**What the exercise asks:**
Each line should be copied exactly.

(Extracted data entries)
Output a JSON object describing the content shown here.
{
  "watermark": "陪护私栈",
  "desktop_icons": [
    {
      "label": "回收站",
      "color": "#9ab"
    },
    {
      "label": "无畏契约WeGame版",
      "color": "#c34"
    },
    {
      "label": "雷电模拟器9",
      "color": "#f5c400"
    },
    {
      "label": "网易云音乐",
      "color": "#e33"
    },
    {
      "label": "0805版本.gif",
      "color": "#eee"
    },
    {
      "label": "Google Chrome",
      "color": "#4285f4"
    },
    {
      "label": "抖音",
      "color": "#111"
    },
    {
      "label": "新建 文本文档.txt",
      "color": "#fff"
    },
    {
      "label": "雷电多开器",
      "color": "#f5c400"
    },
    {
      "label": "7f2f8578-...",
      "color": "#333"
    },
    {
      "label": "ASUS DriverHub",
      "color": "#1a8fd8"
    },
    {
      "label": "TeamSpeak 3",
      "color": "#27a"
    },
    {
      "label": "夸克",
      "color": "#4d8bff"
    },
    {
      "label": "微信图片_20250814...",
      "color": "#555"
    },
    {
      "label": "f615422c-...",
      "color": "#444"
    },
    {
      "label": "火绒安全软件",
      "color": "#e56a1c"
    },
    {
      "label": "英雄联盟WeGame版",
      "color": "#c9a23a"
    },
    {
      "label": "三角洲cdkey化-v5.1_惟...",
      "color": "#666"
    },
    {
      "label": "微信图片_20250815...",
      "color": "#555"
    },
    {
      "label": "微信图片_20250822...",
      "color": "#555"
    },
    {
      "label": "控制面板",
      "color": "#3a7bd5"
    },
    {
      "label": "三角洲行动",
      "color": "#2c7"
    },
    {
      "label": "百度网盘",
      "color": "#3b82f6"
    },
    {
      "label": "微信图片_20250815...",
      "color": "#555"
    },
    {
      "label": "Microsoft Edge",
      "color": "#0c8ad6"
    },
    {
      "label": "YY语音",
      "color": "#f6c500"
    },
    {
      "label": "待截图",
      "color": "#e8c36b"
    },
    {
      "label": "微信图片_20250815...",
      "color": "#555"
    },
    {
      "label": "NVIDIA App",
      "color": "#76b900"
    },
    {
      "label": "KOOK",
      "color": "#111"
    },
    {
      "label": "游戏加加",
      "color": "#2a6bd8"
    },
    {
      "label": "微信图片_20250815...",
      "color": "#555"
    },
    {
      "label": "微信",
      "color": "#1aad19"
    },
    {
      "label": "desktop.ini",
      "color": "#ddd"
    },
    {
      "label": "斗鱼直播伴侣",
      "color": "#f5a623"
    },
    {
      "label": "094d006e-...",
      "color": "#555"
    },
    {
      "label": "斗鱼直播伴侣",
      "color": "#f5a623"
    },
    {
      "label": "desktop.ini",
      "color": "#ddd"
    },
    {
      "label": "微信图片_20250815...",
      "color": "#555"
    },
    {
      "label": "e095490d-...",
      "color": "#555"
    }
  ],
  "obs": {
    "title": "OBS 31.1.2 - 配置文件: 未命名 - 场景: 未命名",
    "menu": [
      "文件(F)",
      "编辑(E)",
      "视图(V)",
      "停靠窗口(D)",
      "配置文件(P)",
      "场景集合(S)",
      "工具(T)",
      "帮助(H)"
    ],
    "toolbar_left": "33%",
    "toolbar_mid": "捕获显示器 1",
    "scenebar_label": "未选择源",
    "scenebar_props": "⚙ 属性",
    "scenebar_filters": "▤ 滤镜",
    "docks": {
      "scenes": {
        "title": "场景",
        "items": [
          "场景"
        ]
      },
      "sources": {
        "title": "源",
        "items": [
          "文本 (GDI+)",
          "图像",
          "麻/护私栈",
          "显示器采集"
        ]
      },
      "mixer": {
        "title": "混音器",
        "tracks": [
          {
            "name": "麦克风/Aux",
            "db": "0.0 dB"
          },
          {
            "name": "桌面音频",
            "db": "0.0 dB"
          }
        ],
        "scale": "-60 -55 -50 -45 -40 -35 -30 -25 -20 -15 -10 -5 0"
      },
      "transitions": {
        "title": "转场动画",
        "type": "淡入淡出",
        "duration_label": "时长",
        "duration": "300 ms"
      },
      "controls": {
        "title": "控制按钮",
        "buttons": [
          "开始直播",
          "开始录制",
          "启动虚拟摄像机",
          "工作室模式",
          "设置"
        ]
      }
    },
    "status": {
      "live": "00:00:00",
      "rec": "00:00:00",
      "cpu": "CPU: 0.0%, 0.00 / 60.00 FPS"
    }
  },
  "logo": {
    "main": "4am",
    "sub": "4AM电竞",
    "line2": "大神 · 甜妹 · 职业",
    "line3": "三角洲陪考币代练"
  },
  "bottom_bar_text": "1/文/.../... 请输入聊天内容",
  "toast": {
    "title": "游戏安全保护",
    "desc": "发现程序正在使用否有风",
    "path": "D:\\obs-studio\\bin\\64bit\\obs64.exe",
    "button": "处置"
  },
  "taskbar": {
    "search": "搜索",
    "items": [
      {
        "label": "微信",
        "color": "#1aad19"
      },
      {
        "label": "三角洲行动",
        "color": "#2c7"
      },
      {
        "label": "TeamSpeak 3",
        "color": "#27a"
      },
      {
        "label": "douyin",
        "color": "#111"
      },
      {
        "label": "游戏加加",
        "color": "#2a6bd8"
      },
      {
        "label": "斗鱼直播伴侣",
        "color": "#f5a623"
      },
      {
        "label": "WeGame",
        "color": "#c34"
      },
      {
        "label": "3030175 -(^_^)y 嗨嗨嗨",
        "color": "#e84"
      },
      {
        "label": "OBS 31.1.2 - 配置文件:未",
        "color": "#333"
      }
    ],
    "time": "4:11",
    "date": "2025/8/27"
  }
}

**Solution to this task:**
Output a JSON object describing the content shown here.
{
  "watermark": "陪护私栈",
  "desktop_icons": [
    {
      "label": "回收站",
      "color": "#9ab"
    },
    {
      "label": "无畏契约WeGame版",
      "color": "#c34"
    },
    {
      "label": "雷电模拟器9",
      "color": "#f5c400"
    },
    {
      "label": "网易云音乐",
      "color": "#e33"
    },
    {
      "label": "0805版本.gif",
      "color": "#eee"
    },
    {
      "label": "Google Chrome",
      "color": "#4285f4"
    },
    {
      "label": "抖音",
      "color": "#111"
    },
    {
      "label": "新建 文本文档.txt",
      "color": "#fff"
    },
    {
      "label": "雷电多开器",
      "color": "#f5c400"
    },
    {
      "label": "7f2f8578-...",
      "color": "#333"
    },
    {
      "label": "ASUS DriverHub",
      "color": "#1a8fd8"
    },
    {
      "label": "TeamSpeak 3",
      "color": "#27a"
    },
    {
      "label": "夸克",
      "color": "#4d8bff"
    },
    {
      "label": "微信图片_20250814...",
      "color": "#555"
    },
    {
      "label": "f615422c-...",
      "color": "#444"
    },
    {
      "label": "火绒安全软件",
      "color": "#e56a1c"
    },
    {
      "label": "英雄联盟WeGame版",
      "color": "#c9a23a"
    },
    {
      "label": "三角洲cdkey化-v5.1_惟...",
      "color": "#666"
    },
    {
      "label": "微信图片_20250815...",
      "color": "#555"
    },
    {
      "label": "微信图片_20250822...",
      "color": "#555"
    },
    {
      "label": "控制面板",
      "color": "#3a7bd5"
    },
    {
      "label": "三角洲行动",
      "color": "#2c7"
    },
    {
      "label": "百度网盘",
      "color": "#3b82f6"
    },
    {
      "label": "微信图片_20250815...",
      "color": "#555"
    },
    {
      "label": "Microsoft Edge",
      "color": "#0c8ad6"
    },
    {
      "label": "YY语音",
      "color": "#f6c500"
    },
    {
      "label": "待截图",
      "color": "#e8c36b"
    },
    {
      "label": "微信图片_20250815...",
      "color": "#555"
    },
    {
      "label": "NVIDIA App",
      "color": "#76b900"
    },
    {
      "label": "KOOK",
      "color": "#111"
    },
    {
      "label": "游戏加加",
      "color": "#2a6bd8"
    },
    {
      "label": "微信图片_20250815...",
      "color": "#555"
    },
    {
      "label": "微信",
      "color": "#1aad19"
    },
    {
      "label": "desktop.ini",
      "color": "#ddd"
    },
    {
      "label": "斗鱼直播伴侣",
      "color": "#f5a623"
    },
    {
      "label": "094d006e-...",
      "color": "#555"
    },
    {
      "label": "斗鱼直播伴侣",
      "color": "#f5a623"
    },
    {
      "label": "desktop.ini",
      "color": "#ddd"
    },
    {
      "label": "微信图片_20250815...",
      "color": "#555"
    },
    {
      "label": "e095490d-...",
      "color": "#555"
    }
  ],
  "obs": {
    "title": "OBS 31.1.2 - 配置文件: 未命名 - 场景: 未命名",
    "menu": [
      "文件(F)",
      "编辑(E)",
      "视图(V)",
      "停靠窗口(D)",
      "配置文件(P)",
      "场景集合(S)",
      "工具(T)",
      "帮助(H)"
    ],
    "toolbar_left": "33%",
    "toolbar_mid": "捕获显示器 1",
    "scenebar_label": "未选择源",
    "scenebar_props": "⚙ 属性",
    "scenebar_filters": "▤ 滤镜",
    "docks": {
      "scenes": {
        "title": "场景",
        "items": [
          "场景"
        ]
      },
      "sources": {
        "title": "源",
        "items": [
          "文本 (GDI+)",
          "图像",
          "麻/护私栈",
          "显示器采集"
        ]
      },
      "mixer": {
        "title": "混音器",
        "tracks": [
          {
            "name": "麦克风/Aux",
            "db": "0.0 dB"
          },
          {
            "name": "桌面音频",
            "db": "0.0 dB"
          }
        ],
        "scale": "-60 -55 -50 -45 -40 -35 -30 -25 -20 -15 -10 -5 0"
      },
      "transitions": {
        "title": "转场动画",
        "type": "淡入淡出",
        "duration_label": "时长",
        "duration": "300 ms"
      },
      "controls": {
        "title": "控制按钮",
        "buttons": [
          "开始直播",
          "开始录制",
          "启动虚拟摄像机",
          "工作室模式",
          "设置"
        ]
      }
    },
    "status": {
      "live": "00:00:00",
      "rec": "00:00:00",
      "cpu": "CPU: 0.0%, 0.00 / 60.00 FPS"
    }
  },
  "logo": {
    "main": "4am",
    "sub": "4AM电竞",
    "line2": "大神 · 甜妹 · 职业",
    "line3": "三角洲陪考币代练"
  },
  "bottom_bar_text": "1/文/.../... 请输入聊天内容",
  "toast": {
    "title": "游戏安全保护",
    "desc": "发现程序正在使用否有风",
    "path": "D:\\obs-studio\\bin\\64bit\\obs64.exe",
    "button": "处置"
  },
  "taskbar": {
    "search": "搜索",
    "items": [
      {
        "label": "微信",
        "color": "#1aad19"
      },
      {
        "label": "三角洲行动",
        "color": "#2c7"
      },
      {
        "label": "TeamSpeak 3",
        "color": "#27a"
      },
      {
        "label": "douyin",
        "color": "#111"
      },
      {
        "label": "游戏加加",
        "color": "#2a6bd8"
      },
      {
        "label": "斗鱼直播伴侣",
        "color": "#f5a623"
      },
      {
        "label": "WeGame",
        "color": "#c34"
      },
      {
        "label": "3030175 -(^_^)y 嗨嗨嗨",
        "color": "#e84"
      },
      {
        "label": "OBS 31.1.2 - 配置文件:未",
        "color": "#333"
      }
    ],
    "time": "4:11",
    "date": "2025/8/27"
  }
}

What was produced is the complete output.